## begin RECORDS PROVIDED

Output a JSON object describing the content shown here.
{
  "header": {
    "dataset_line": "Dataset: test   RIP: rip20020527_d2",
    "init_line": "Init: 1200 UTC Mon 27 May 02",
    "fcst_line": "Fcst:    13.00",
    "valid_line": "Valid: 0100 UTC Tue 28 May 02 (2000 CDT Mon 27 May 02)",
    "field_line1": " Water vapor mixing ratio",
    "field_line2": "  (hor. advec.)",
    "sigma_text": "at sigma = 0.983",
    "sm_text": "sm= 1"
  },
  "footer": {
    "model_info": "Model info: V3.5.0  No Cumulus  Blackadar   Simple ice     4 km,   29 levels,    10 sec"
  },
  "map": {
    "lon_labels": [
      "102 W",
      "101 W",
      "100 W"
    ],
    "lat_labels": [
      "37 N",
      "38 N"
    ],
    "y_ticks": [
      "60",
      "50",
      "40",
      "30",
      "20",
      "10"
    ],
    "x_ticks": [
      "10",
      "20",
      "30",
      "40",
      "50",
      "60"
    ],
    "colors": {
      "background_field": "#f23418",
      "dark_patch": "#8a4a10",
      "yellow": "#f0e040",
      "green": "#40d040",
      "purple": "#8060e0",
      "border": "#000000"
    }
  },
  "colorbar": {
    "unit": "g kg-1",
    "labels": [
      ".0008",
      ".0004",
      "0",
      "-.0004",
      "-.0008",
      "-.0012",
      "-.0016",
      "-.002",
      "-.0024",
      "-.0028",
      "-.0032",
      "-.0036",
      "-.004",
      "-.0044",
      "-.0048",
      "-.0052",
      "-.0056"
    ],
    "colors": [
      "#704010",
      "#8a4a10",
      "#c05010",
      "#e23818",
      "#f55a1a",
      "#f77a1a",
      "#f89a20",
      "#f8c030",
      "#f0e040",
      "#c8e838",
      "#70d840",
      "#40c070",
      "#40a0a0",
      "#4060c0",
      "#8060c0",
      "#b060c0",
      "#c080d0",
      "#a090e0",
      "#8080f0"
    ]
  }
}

## end RECORDS PROVIDED

§ **PROBLEM DETAILS**
Repeat the material above in full, exactly as it stands.

§ **WORKED ANSWER**
Output a JSON object describing the content shown here.
{
  "header": {
    "dataset_line": "Dataset: test   RIP: rip20020527_d2",
    "init_line": "Init: 1200 UTC Mon 27 May 02",
    "fcst_line": "Fcst:    13.00",
    "valid_line": "Valid: 0100 UTC Tue 28 May 02 (2000 CDT Mon 27 May 02)",
    "field_line1": " Water vapor mixing ratio",
    "field_line2": "  (hor. advec.)",
    "sigma_text": "at sigma = 0.983",
    "sm_text": "sm= 1"
  },
  "footer": {
    "model_info": "Model info: V3.5.0  No Cumulus  Blackadar   Simple ice     4 km,   29 levels,    10 sec"
  },
  "map": {
    "lon_labels": [
      "102 W",
      "101 W",
      "100 W"
    ],
    "lat_labels": [
      "37 N",
      "38 N"
    ],
    "y_ticks": [
      "60",
      "50",
      "40",
      "30",
      "20",
      "10"
    ],
    "x_ticks": [
      "10",
      "20",
      "30",
      "40",
      "50",
      "60"
    ],
    "colors": {
      "background_field": "#f23418",
      "dark_patch": "#8a4a10",
      "yellow": "#f0e040",
      "green": "#40d040",
      "purple": "#8060e0",
      "border": "#000000"
    }
  },
  "colorbar": {
    "unit": "g kg-1",
    "labels": [
      ".0008",
      ".0004",
      "0",
      "-.0004",
      "-.0008",
      "-.0012",
      "-.0016",
      "-.002",
      "-.0024",
      "-.0028",
      "-.0032",
      "-.0036",
      "-.004",
      "-.0044",
      "-.0048",
      "-.0052",
      "-.0056"
    ],
    "colors": [
      "#704010",
      "#8a4a10",
      "#c05010",
      "#e23818",
      "#f55a1a",
      "#f77a1a",
      "#f89a20",
      "#f8c030",
      "#f0e040",
      "#c8e838",
      "#70d840",
      "#40c070",
      "#40a0a0",
      "#4060c0",
      "#8060c0",
      "#b060c0",
      "#c080d0",
      "#a090e0",
      "#8080f0"
    ]
  }
}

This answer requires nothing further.